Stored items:
━━━

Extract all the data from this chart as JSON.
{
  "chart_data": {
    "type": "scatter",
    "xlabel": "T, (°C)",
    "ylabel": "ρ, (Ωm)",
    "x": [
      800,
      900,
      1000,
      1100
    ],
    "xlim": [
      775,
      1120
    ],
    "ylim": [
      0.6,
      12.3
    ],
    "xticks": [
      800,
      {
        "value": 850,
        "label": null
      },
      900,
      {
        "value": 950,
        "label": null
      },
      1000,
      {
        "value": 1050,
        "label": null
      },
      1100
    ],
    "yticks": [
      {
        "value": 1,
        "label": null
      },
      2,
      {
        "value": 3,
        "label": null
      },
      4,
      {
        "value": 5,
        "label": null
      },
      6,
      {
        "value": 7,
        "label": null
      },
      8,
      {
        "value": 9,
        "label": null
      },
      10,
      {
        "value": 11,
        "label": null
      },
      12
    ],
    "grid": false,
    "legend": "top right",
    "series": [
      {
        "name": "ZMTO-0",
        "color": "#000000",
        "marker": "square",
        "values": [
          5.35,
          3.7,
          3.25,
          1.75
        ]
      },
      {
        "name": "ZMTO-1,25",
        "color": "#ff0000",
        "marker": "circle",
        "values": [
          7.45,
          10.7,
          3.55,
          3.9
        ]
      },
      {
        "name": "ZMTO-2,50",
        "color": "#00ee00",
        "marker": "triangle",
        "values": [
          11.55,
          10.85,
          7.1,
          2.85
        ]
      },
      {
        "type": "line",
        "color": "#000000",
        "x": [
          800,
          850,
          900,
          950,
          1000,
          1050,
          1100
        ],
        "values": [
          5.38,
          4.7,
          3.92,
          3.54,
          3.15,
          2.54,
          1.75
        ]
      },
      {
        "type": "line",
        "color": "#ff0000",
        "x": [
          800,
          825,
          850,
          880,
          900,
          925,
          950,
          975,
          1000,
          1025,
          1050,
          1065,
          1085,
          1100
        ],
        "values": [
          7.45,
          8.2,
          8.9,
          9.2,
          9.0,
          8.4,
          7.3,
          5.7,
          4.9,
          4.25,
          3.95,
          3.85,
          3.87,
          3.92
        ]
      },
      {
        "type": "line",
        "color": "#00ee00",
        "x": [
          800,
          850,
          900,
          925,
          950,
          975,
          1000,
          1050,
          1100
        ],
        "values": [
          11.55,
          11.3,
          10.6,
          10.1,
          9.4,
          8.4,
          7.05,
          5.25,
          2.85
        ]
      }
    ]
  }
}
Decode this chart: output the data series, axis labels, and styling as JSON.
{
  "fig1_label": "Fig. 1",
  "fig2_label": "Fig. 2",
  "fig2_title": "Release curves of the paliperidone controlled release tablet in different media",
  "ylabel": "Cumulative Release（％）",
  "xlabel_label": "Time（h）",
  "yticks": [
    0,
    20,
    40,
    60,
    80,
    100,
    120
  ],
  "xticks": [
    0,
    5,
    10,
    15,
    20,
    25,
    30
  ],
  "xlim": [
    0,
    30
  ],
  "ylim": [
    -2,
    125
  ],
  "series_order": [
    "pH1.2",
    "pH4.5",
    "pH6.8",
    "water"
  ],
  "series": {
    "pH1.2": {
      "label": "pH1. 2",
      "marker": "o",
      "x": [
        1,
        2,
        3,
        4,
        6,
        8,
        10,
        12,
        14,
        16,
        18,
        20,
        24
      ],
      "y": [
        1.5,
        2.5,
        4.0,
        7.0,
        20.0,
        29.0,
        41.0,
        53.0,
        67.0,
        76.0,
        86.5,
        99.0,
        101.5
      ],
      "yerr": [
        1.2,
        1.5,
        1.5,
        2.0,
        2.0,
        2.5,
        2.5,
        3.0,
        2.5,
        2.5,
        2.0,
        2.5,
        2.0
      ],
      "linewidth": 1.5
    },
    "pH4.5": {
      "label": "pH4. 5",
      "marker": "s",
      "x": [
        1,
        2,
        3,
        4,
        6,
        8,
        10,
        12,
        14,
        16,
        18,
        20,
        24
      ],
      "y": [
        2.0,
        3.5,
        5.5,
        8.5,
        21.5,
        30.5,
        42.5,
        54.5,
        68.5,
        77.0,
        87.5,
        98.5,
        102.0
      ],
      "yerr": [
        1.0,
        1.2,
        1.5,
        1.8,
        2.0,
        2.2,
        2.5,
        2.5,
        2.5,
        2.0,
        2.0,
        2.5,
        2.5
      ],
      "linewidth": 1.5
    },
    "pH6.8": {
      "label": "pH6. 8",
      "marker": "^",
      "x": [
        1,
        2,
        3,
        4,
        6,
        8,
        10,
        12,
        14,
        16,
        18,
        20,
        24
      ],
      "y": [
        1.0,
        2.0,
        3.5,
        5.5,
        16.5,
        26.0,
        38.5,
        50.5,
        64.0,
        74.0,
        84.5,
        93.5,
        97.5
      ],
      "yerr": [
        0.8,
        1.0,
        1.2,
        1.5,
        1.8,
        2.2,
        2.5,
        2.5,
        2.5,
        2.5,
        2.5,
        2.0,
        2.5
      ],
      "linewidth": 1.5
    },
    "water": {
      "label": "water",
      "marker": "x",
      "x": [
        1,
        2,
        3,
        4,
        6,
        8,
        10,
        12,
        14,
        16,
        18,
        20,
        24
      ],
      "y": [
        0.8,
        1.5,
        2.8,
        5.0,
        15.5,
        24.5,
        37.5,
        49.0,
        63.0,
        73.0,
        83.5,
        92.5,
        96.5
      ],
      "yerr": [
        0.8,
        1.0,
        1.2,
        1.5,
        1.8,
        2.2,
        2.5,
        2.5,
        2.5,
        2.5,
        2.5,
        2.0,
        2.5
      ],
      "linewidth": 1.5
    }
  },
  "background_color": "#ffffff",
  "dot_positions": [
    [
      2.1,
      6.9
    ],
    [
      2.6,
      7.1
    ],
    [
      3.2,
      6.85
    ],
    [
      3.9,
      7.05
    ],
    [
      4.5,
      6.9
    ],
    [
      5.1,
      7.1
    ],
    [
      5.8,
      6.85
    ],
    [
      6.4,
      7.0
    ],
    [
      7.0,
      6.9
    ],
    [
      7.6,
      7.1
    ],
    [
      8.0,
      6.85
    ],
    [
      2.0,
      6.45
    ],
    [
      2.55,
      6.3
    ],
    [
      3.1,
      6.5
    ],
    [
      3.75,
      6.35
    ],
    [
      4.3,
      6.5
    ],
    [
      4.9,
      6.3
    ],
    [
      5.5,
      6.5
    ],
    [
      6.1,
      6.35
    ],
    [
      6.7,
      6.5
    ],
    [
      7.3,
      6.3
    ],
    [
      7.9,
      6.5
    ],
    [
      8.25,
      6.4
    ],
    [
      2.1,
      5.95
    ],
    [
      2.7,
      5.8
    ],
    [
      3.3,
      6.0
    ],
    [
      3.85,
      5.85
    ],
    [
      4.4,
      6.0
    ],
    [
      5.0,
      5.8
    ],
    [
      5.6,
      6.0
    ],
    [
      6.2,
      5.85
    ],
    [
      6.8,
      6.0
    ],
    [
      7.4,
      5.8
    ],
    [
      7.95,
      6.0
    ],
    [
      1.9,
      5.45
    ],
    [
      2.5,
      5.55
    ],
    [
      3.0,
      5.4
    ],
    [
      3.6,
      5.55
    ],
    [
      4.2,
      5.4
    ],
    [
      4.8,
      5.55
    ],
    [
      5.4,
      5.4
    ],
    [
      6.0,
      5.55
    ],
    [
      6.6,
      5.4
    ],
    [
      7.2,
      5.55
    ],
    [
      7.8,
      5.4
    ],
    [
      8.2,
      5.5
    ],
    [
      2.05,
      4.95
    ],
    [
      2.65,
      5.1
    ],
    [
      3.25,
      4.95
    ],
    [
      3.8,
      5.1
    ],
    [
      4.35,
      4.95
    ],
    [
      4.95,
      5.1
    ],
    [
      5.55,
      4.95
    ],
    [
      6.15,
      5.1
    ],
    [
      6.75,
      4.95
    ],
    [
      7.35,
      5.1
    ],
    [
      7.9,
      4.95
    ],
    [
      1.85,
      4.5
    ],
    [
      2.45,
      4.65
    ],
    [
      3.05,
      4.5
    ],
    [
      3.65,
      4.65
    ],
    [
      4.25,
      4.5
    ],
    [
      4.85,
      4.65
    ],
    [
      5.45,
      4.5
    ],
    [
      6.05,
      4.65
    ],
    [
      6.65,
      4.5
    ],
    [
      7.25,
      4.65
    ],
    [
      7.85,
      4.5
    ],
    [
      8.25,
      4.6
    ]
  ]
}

━━━

• [Task instructions] Report all lines of the data that include the word "ylabel".

• [Task result]
    "ylabel": "ρ, (Ωm)",
  "ylabel": "Cumulative Release（％）",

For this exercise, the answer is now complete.